━━━━━ Items

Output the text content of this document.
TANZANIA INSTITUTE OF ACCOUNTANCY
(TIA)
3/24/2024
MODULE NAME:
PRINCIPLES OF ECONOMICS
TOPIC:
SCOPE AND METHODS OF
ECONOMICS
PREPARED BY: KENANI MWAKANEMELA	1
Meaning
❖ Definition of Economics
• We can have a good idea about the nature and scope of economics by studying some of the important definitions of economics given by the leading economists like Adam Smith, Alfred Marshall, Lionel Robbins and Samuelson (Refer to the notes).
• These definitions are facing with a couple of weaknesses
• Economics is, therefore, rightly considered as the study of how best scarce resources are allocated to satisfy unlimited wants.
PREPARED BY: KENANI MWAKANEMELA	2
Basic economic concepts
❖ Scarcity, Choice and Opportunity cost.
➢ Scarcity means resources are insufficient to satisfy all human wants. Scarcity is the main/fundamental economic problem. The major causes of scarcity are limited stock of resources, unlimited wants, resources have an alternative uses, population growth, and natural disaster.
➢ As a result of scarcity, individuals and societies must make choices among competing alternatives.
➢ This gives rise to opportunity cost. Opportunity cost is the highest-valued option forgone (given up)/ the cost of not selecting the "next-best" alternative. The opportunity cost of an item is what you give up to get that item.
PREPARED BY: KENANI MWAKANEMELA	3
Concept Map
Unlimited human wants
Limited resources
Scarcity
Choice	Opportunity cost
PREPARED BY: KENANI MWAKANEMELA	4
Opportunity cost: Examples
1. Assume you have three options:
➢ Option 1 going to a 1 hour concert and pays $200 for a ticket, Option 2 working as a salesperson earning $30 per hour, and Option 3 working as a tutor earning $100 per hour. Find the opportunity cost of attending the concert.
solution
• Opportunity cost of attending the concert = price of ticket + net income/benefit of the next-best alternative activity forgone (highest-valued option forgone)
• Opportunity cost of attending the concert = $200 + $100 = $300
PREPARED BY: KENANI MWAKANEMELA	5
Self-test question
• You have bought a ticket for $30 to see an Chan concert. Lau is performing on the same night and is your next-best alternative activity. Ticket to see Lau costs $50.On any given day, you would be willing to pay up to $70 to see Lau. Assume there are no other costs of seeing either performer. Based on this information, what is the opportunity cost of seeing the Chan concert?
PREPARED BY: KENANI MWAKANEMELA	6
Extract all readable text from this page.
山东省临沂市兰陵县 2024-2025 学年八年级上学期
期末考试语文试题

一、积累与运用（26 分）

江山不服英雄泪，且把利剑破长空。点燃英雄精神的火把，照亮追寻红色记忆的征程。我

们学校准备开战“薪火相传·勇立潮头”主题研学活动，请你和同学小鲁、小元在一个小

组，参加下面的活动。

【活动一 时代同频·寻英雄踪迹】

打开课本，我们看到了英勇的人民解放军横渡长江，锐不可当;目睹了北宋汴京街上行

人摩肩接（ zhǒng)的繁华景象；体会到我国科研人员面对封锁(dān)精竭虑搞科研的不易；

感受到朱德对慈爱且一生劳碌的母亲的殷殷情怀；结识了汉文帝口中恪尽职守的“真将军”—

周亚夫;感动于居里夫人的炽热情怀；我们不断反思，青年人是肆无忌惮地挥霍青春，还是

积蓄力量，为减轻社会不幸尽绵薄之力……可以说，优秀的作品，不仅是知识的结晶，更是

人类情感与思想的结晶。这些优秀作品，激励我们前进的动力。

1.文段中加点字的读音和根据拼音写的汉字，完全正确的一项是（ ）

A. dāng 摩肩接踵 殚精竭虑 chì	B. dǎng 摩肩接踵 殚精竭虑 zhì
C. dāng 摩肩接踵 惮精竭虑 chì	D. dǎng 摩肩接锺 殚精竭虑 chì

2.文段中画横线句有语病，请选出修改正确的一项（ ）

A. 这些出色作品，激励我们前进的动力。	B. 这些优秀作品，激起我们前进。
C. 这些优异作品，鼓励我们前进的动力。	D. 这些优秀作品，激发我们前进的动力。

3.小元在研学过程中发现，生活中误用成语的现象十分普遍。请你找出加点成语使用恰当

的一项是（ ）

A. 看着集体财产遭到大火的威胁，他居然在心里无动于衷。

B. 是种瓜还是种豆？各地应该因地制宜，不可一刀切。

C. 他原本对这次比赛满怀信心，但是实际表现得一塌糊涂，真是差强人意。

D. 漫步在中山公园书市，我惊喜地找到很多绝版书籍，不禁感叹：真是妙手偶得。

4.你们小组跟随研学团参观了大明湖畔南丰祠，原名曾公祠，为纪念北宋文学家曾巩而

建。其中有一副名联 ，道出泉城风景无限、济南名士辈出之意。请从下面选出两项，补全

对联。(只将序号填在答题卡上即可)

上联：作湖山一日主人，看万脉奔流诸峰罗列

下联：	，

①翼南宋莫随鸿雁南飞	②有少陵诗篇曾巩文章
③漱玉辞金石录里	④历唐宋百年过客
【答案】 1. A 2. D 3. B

━━━━━━━━━━

• _Goal_
Single out each line of the records above with the string "PREPARED" in it, and copy it.

• _In response_
PREPARED BY: KENANI MWAKANEMELA	1
PREPARED BY: KENANI MWAKANEMELA	2
PREPARED BY: KENANI MWAKANEMELA	3
PREPARED BY: KENANI MWAKANEMELA	4
PREPARED BY: KENANI MWAKANEMELA	5
PREPARED BY: KENANI MWAKANEMELA	6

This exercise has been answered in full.